** TASK BRIEF **
Write the records below out in full, character for character, with no pictures.

** DATA FOR THE TASK **
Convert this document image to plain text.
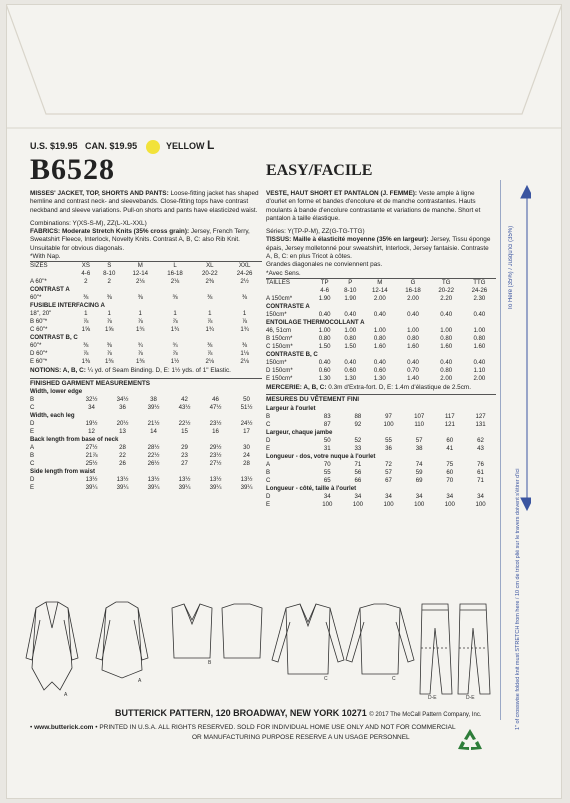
U.S. $19.95 CAN. $19.95	YELLOW L
B6528	EASY/FACILE
MISSES' JACKET, TOP, SHORTS AND PANTS: Loose-fitting jacket has shaped hemline and contrast neck- and sleevebands. Close-fitting tops have contrast neckband and sleeve variations. Pull-on shorts and pants have elasticized waist.
Combinations: Y(XS-S-M), ZZ(L-XL-XXL)
FABRICS: Moderate Stretch Knits (35% cross grain): Jersey, French Terry, Sweatshirt Fleece, Interlock, Novelty Knits. Contrast A, B, C: also Rib Knit.
Unsuitable for obvious diagonals.
*With Nap.
SIZES	XS	S	M	L	XL	XXL
	4-6	8-10	12-14	16-18	20-22	24-26
A 60"*	2	2	2⅛	2⅛	2⅜	2½
CONTRAST A						
60"*	⅜	⅜	⅜	⅜	⅜	⅜
FUSIBLE INTERFACING A						
18", 20"	1	1	1	1	1	1
B 60"*	⅞	⅞	⅞	⅞	⅞	⅞
C 60"*	1⅝	1⅝	1¾	1¾	1¾	1¾
CONTRAST B, C						
60"*	⅜	⅜	¾	¾	⅜	⅜
D 60"*	⅞	⅞	⅞	⅞	⅞	1⅛
E 60"*	1⅜	1⅜	1⅜	1½	2⅛	2⅛
NOTIONS: A, B, C: ¼ yd. of Seam Binding. D, E: 1½ yds. of 1" Elastic.
FINISHED GARMENT MEASUREMENTS
Width, lower edge						
B	32½	34½	38	42	46	50
C	34	36	39½	43½	47½	51½
Width, each leg						
D	19½	20½	21½	22½	23½	24½
E	12	13	14	15	16	17
Back length from base of neck						
A	27½	28	28½	29	29½	30
B	21⅞	22	22½	23	23½	24
C	25½	26	26½	27	27½	28
Side length from waist						
D	13½	13½	13½	13½	13½	13½
E	39¼	39¼	39¼	39¼	39¼	39¼
VESTE, HAUT SHORT ET PANTALON (J. FEMME): Veste ample à ligne d'ourlet en forme et bandes d'encolure et de manche contrastantes. Hauts moulants à bande d'encolure contrastante et variations de manche. Short et pantalon à taille élastique.
Séries: Y(TP-P-M), ZZ(G-TG-TTG)
TISSUS: Maille à élasticité moyenne (35% en largeur): Jersey, Tissu éponge épais, Jersey molletonné pour sweatshirt, Interlock, Jersey fantaisie. Contraste A, B, C: en plus Tricot à côtes.
Grandes diagonales ne conviennent pas.
*Avec Sens.
TAILLES	TP	P	M	G	TG	TTG
	4-6	8-10	12-14	16-18	20-22	24-26
A 150cm*	1.90	1.90	2.00	2.00	2.20	2.30
CONTRASTE A						
150cm*	0.40	0.40	0.40	0.40	0.40	0.40
ENTOILAGE THERMOCOLLANT A						
46, 51cm	1.00	1.00	1.00	1.00	1.00	1.00
B 150cm*	0.80	0.80	0.80	0.80	0.80	0.80
C 150cm*	1.50	1.50	1.60	1.60	1.60	1.60
CONTRASTE B, C						
150cm*	0.40	0.40	0.40	0.40	0.40	0.40
D 150cm*	0.60	0.60	0.60	0.70	0.80	1.10
E 150cm*	1.30	1.30	1.30	1.40	2.00	2.00
MERCERIE: A, B, C: 0.3m d'Extra-fort. D, E: 1.4m d'élastique de 2.5cm.
MESURES DU VÊTEMENT FINI
Largeur à l'ourlet						
B	83	88	97	107	117	127
C	87	92	100	110	121	131
Largeur, chaque jambe						
D	50	52	55	57	60	62
E	31	33	36	38	41	43
Longueur - dos, votre nuque à l'ourlet						
A	70	71	72	74	75	76
B	55	56	57	59	60	61
C	65	66	67	69	70	71
Longueur - côté, taille à l'ourlet						
D	34	34	34	34	34	34
E	100	100	100	100	100	100
A
A
B
C	C
D-E	D-E
BUTTERICK PATTERN, 120 BROADWAY, NEW YORK 10271 © 2017 The McCall Pattern Company, Inc.
• www.butterick.com • PRINTED IN U.S.A. ALL RIGHTS RESERVED. SOLD FOR INDIVIDUAL HOME USE ONLY AND NOT FOR COMMERCIAL
OR MANUFACTURING PURPOSE RESERVE A UN USAGE PERSONNEL
To Here (35%) / Jusqu'ici (35%)
1" of crosswise folded knit must STRETCH from here / 10 cm de tricot plié sur le travers doivent s'étirer d'ici
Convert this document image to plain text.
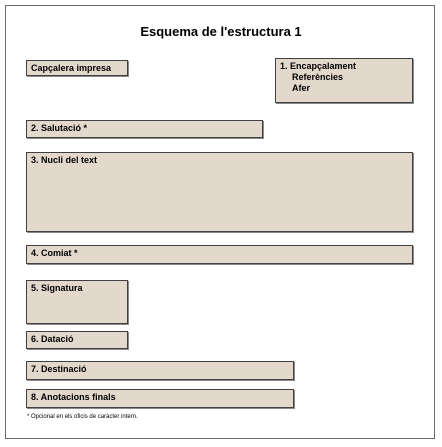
Esquema de l'estructura 1
Capçalera impresa	1. Encapçalament
Referències
Afer
2. Salutació *
3. Nucli del text
4. Comiat *
5. Signatura
6. Datació
7. Destinació
8. Anotacions finals
* Opcional en els oficis de caràcter intern.
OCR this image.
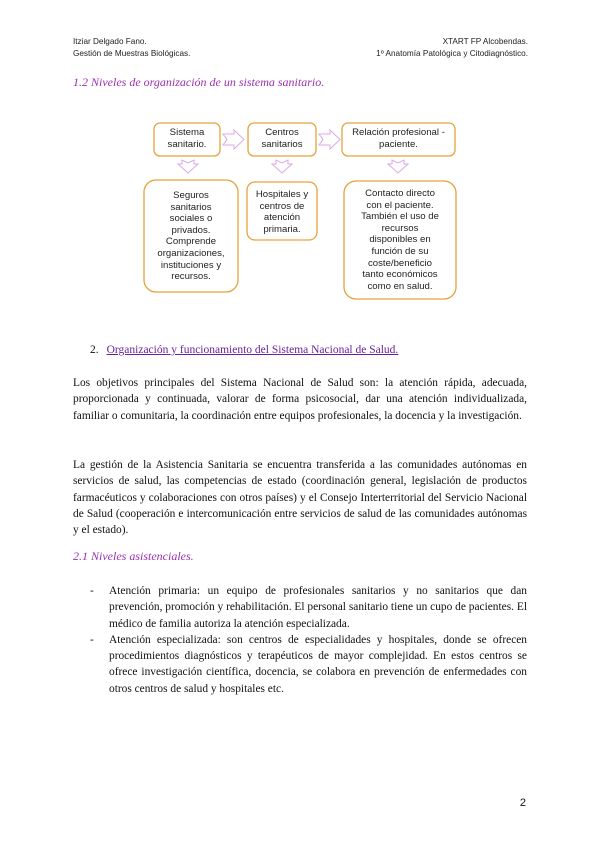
Itziar Delgado Fano.
Gestión de Muestras Biológicas.
XTART FP Alcobendas.
1º Anatomía Patológica y Citodiagnóstico.
1.2 Niveles de organización de un sistema sanitario.
Sistema
sanitario.
Centros
sanitarios
Relación profesional -
paciente.
Seguros
sanitarios
sociales o
privados.
Comprende
organizaciones,
instituciones y
recursos.
Hospitales y
centros de
atención
primaria.
Contacto directo
con el paciente.
También el uso de
recursos
disponibles en
función de su
coste/beneficio
tanto económicos
como en salud.
2. Organización y funcionamiento del Sistema Nacional de Salud.
Los objetivos principales del Sistema Nacional de Salud son: la atención rápida, adecuada, proporcionada y continuada, valorar de forma psicosocial, dar una atención individualizada, familiar o comunitaria, la coordinación entre equipos profesionales, la docencia y la investigación.
La gestión de la Asistencia Sanitaria se encuentra transferida a las comunidades autónomas en servicios de salud, las competencias de estado (coordinación general, legislación de productos farmacéuticos y colaboraciones con otros países) y el Consejo Interterritorial del Servicio Nacional de Salud (cooperación e intercomunicación entre servicios de salud de las comunidades autónomas y el estado).
2.1 Niveles asistenciales.
- Atención primaria: un equipo de profesionales sanitarios y no sanitarios que dan prevención, promoción y rehabilitación. El personal sanitario tiene un cupo de pacientes. El médico de familia autoriza la atención especializada.
- Atención especializada: son centros de especialidades y hospitales, donde se ofrecen procedimientos diagnósticos y terapéuticos de mayor complejidad. En estos centros se ofrece investigación científica, docencia, se colabora en prevención de enfermedades con otros centros de salud y hospitales etc.
2
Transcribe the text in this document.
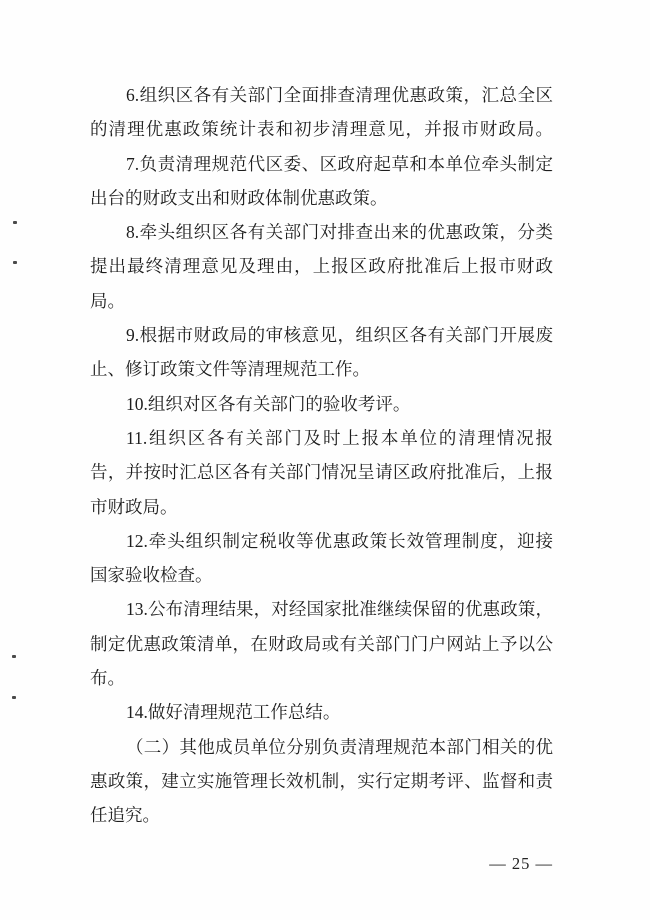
6.组织区各有关部门全面排查清理优惠政策，汇总全区
的清理优惠政策统计表和初步清理意见，并报市财政局。
7.负责清理规范代区委、区政府起草和本单位牵头制定
出台的财政支出和财政体制优惠政策。
8.牵头组织区各有关部门对排查出来的优惠政策，分类
提出最终清理意见及理由，上报区政府批准后上报市财政
局。
9.根据市财政局的审核意见，组织区各有关部门开展废
止、修订政策文件等清理规范工作。
10.组织对区各有关部门的验收考评。
11.组织区各有关部门及时上报本单位的清理情况报
告，并按时汇总区各有关部门情况呈请区政府批准后，上报
市财政局。
12.牵头组织制定税收等优惠政策长效管理制度，迎接
国家验收检查。
13.公布清理结果，对经国家批准继续保留的优惠政策，
制定优惠政策清单，在财政局或有关部门门户网站上予以公
布。
14.做好清理规范工作总结。
（二）其他成员单位分别负责清理规范本部门相关的优
惠政策，建立实施管理长效机制，实行定期考评、监督和责
任追究。
— 25 —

** WRITTEN ANSWER **
Convert this document image to plain text.
U.S. $19.95 CAN. $19.95	YELLOW L
B6528	EASY/FACILE
MISSES' JACKET, TOP, SHORTS AND PANTS: Loose-fitting jacket has shaped hemline and contrast neck- and sleevebands. Close-fitting tops have contrast neckband and sleeve variations. Pull-on shorts and pants have elasticized waist.
Combinations: Y(XS-S-M), ZZ(L-XL-XXL)
FABRICS: Moderate Stretch Knits (35% cross grain): Jersey, French Terry, Sweatshirt Fleece, Interlock, Novelty Knits. Contrast A, B, C: also Rib Knit.
Unsuitable for obvious diagonals.
*With Nap.
SIZES	XS	S	M	L	XL	XXL
	4-6	8-10	12-14	16-18	20-22	24-26
A 60"*	2	2	2⅛	2⅛	2⅜	2½
CONTRAST A						
60"*	⅜	⅜	⅜	⅜	⅜	⅜
FUSIBLE INTERFACING A						
18", 20"	1	1	1	1	1	1
B 60"*	⅞	⅞	⅞	⅞	⅞	⅞
C 60"*	1⅝	1⅝	1¾	1¾	1¾	1¾
CONTRAST B, C						
60"*	⅜	⅜	¾	¾	⅜	⅜
D 60"*	⅞	⅞	⅞	⅞	⅞	1⅛
E 60"*	1⅜	1⅜	1⅜	1½	2⅛	2⅛
NOTIONS: A, B, C: ¼ yd. of Seam Binding. D, E: 1½ yds. of 1" Elastic.
FINISHED GARMENT MEASUREMENTS
Width, lower edge						
B	32½	34½	38	42	46	50
C	34	36	39½	43½	47½	51½
Width, each leg						
D	19½	20½	21½	22½	23½	24½
E	12	13	14	15	16	17
Back length from base of neck						
A	27½	28	28½	29	29½	30
B	21⅞	22	22½	23	23½	24
C	25½	26	26½	27	27½	28
Side length from waist						
D	13½	13½	13½	13½	13½	13½
E	39¼	39¼	39¼	39¼	39¼	39¼
VESTE, HAUT SHORT ET PANTALON (J. FEMME): Veste ample à ligne d'ourlet en forme et bandes d'encolure et de manche contrastantes. Hauts moulants à bande d'encolure contrastante et variations de manche. Short et pantalon à taille élastique.
Séries: Y(TP-P-M), ZZ(G-TG-TTG)
TISSUS: Maille à élasticité moyenne (35% en largeur): Jersey, Tissu éponge épais, Jersey molletonné pour sweatshirt, Interlock, Jersey fantaisie. Contraste A, B, C: en plus Tricot à côtes.
Grandes diagonales ne conviennent pas.
*Avec Sens.
TAILLES	TP	P	M	G	TG	TTG
	4-6	8-10	12-14	16-18	20-22	24-26
A 150cm*	1.90	1.90	2.00	2.00	2.20	2.30
CONTRASTE A						
150cm*	0.40	0.40	0.40	0.40	0.40	0.40
ENTOILAGE THERMOCOLLANT A						
46, 51cm	1.00	1.00	1.00	1.00	1.00	1.00
B 150cm*	0.80	0.80	0.80	0.80	0.80	0.80
C 150cm*	1.50	1.50	1.60	1.60	1.60	1.60
CONTRASTE B, C						
150cm*	0.40	0.40	0.40	0.40	0.40	0.40
D 150cm*	0.60	0.60	0.60	0.70	0.80	1.10
E 150cm*	1.30	1.30	1.30	1.40	2.00	2.00
MERCERIE: A, B, C: 0.3m d'Extra-fort. D, E: 1.4m d'élastique de 2.5cm.
MESURES DU VÊTEMENT FINI
Largeur à l'ourlet						
B	83	88	97	107	117	127
C	87	92	100	110	121	131
Largeur, chaque jambe						
D	50	52	55	57	60	62
E	31	33	36	38	41	43
Longueur - dos, votre nuque à l'ourlet						
A	70	71	72	74	75	76
B	55	56	57	59	60	61
C	65	66	67	69	70	71
Longueur - côté, taille à l'ourlet						
D	34	34	34	34	34	34
E	100	100	100	100	100	100
A
A
B
C	C
D-E	D-E
BUTTERICK PATTERN, 120 BROADWAY, NEW YORK 10271 © 2017 The McCall Pattern Company, Inc.
• www.butterick.com • PRINTED IN U.S.A. ALL RIGHTS RESERVED. SOLD FOR INDIVIDUAL HOME USE ONLY AND NOT FOR COMMERCIAL
OR MANUFACTURING PURPOSE RESERVE A UN USAGE PERSONNEL
To Here (35%) / Jusqu'ici (35%)
1" of crosswise folded knit must STRETCH from here / 10 cm de tricot plié sur le travers doivent s'étirer d'ici
Convert this document image to plain text.
Esquema de l'estructura 1
Capçalera impresa	1. Encapçalament
Referències
Afer
2. Salutació *
3. Nucli del text
4. Comiat *
5. Signatura
6. Datació
7. Destinació
8. Anotacions finals
* Opcional en els oficis de caràcter intern.
OCR this image.
Itziar Delgado Fano.
Gestión de Muestras Biológicas.
XTART FP Alcobendas.
1º Anatomía Patológica y Citodiagnóstico.
1.2 Niveles de organización de un sistema sanitario.
Sistema
sanitario.
Centros
sanitarios
Relación profesional -
paciente.
Seguros
sanitarios
sociales o
privados.
Comprende
organizaciones,
instituciones y
recursos.
Hospitales y
centros de
atención
primaria.
Contacto directo
con el paciente.
También el uso de
recursos
disponibles en
función de su
coste/beneficio
tanto económicos
como en salud.
2. Organización y funcionamiento del Sistema Nacional de Salud.
Los objetivos principales del Sistema Nacional de Salud son: la atención rápida, adecuada, proporcionada y continuada, valorar de forma psicosocial, dar una atención individualizada, familiar o comunitaria, la coordinación entre equipos profesionales, la docencia y la investigación.
La gestión de la Asistencia Sanitaria se encuentra transferida a las comunidades autónomas en servicios de salud, las competencias de estado (coordinación general, legislación de productos farmacéuticos y colaboraciones con otros países) y el Consejo Interterritorial del Servicio Nacional de Salud (cooperación e intercomunicación entre servicios de salud de las comunidades autónomas y el estado).
2.1 Niveles asistenciales.
- Atención primaria: un equipo de profesionales sanitarios y no sanitarios que dan prevención, promoción y rehabilitación. El personal sanitario tiene un cupo de pacientes. El médico de familia autoriza la atención especializada.
- Atención especializada: son centros de especialidades y hospitales, donde se ofrecen procedimientos diagnósticos y terapéuticos de mayor complejidad. En estos centros se ofrece investigación científica, docencia, se colabora en prevención de enfermedades con otros centros de salud y hospitales etc.
2
Transcribe the text in this document.
6.组织区各有关部门全面排查清理优惠政策，汇总全区
的清理优惠政策统计表和初步清理意见，并报市财政局。
7.负责清理规范代区委、区政府起草和本单位牵头制定
出台的财政支出和财政体制优惠政策。
8.牵头组织区各有关部门对排查出来的优惠政策，分类
提出最终清理意见及理由，上报区政府批准后上报市财政
局。
9.根据市财政局的审核意见，组织区各有关部门开展废
止、修订政策文件等清理规范工作。
10.组织对区各有关部门的验收考评。
11.组织区各有关部门及时上报本单位的清理情况报
告，并按时汇总区各有关部门情况呈请区政府批准后，上报
市财政局。
12.牵头组织制定税收等优惠政策长效管理制度，迎接
国家验收检查。
13.公布清理结果，对经国家批准继续保留的优惠政策，
制定优惠政策清单，在财政局或有关部门门户网站上予以公
布。
14.做好清理规范工作总结。
（二）其他成员单位分别负责清理规范本部门相关的优
惠政策，建立实施管理长效机制，实行定期考评、监督和责
任追究。
— 25 —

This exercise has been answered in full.